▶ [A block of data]

******************************

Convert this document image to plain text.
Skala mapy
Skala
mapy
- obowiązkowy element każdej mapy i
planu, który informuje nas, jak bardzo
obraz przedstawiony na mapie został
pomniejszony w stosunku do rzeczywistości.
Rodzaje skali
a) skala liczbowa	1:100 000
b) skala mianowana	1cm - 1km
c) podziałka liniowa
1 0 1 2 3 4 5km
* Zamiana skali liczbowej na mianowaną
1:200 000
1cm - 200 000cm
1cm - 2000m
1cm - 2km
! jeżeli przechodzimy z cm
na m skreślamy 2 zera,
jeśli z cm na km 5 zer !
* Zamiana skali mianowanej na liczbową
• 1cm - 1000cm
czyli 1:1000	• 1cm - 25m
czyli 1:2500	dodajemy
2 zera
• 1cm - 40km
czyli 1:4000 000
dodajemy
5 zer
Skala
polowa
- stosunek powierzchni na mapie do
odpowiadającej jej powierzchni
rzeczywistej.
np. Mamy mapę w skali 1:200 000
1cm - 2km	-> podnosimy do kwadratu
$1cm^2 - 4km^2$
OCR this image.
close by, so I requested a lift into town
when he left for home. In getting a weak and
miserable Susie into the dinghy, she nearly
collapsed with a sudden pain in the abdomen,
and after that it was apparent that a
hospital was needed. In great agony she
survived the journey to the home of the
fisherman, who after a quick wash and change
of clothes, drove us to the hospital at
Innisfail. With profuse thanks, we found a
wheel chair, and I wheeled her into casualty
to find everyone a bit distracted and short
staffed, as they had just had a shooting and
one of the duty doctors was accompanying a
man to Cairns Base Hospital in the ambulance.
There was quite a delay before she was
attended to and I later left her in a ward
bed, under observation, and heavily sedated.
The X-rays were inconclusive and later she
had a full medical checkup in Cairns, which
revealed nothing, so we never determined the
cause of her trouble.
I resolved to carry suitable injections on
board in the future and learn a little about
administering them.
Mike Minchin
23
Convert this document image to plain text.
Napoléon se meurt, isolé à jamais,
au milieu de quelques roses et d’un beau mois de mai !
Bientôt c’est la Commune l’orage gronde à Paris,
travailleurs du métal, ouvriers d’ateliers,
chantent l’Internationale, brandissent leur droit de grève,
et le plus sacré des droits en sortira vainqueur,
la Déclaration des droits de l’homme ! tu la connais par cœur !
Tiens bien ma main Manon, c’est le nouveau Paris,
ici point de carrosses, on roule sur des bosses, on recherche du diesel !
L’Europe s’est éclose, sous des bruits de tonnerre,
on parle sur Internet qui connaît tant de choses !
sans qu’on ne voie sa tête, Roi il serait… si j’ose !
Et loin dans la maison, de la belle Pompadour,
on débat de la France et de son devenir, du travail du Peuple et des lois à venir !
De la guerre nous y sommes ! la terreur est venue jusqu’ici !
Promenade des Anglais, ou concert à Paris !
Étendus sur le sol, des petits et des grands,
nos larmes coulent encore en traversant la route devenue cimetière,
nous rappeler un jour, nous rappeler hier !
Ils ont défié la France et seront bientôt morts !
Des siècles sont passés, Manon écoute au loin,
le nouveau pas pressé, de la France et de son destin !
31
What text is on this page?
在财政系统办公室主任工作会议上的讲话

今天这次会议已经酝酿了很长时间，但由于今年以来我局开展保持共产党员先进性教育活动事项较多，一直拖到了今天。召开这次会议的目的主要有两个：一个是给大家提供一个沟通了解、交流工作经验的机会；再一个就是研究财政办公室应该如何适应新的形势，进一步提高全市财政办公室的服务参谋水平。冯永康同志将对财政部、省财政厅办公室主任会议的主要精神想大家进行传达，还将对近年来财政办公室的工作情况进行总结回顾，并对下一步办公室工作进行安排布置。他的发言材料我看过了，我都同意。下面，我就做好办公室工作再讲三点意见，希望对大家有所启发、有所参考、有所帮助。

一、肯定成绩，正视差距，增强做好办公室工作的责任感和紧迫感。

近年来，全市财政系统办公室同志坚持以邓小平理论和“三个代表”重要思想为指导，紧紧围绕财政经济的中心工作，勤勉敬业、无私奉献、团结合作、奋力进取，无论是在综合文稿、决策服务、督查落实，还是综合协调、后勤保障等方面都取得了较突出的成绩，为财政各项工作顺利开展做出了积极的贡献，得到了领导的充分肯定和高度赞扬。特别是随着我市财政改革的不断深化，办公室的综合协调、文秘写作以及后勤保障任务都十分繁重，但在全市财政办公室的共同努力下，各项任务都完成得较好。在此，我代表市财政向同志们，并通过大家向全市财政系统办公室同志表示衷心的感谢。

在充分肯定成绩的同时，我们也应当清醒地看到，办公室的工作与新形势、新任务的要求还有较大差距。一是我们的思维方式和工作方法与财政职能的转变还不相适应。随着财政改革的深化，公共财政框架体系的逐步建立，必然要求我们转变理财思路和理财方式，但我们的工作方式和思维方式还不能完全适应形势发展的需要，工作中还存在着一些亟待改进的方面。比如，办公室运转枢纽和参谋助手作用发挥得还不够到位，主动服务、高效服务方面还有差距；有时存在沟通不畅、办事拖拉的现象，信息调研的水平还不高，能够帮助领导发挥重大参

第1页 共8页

******************************

▶ [Exercise directions]
Give nothing but the number of lines containing the string "France".

▶ [Task answer]
3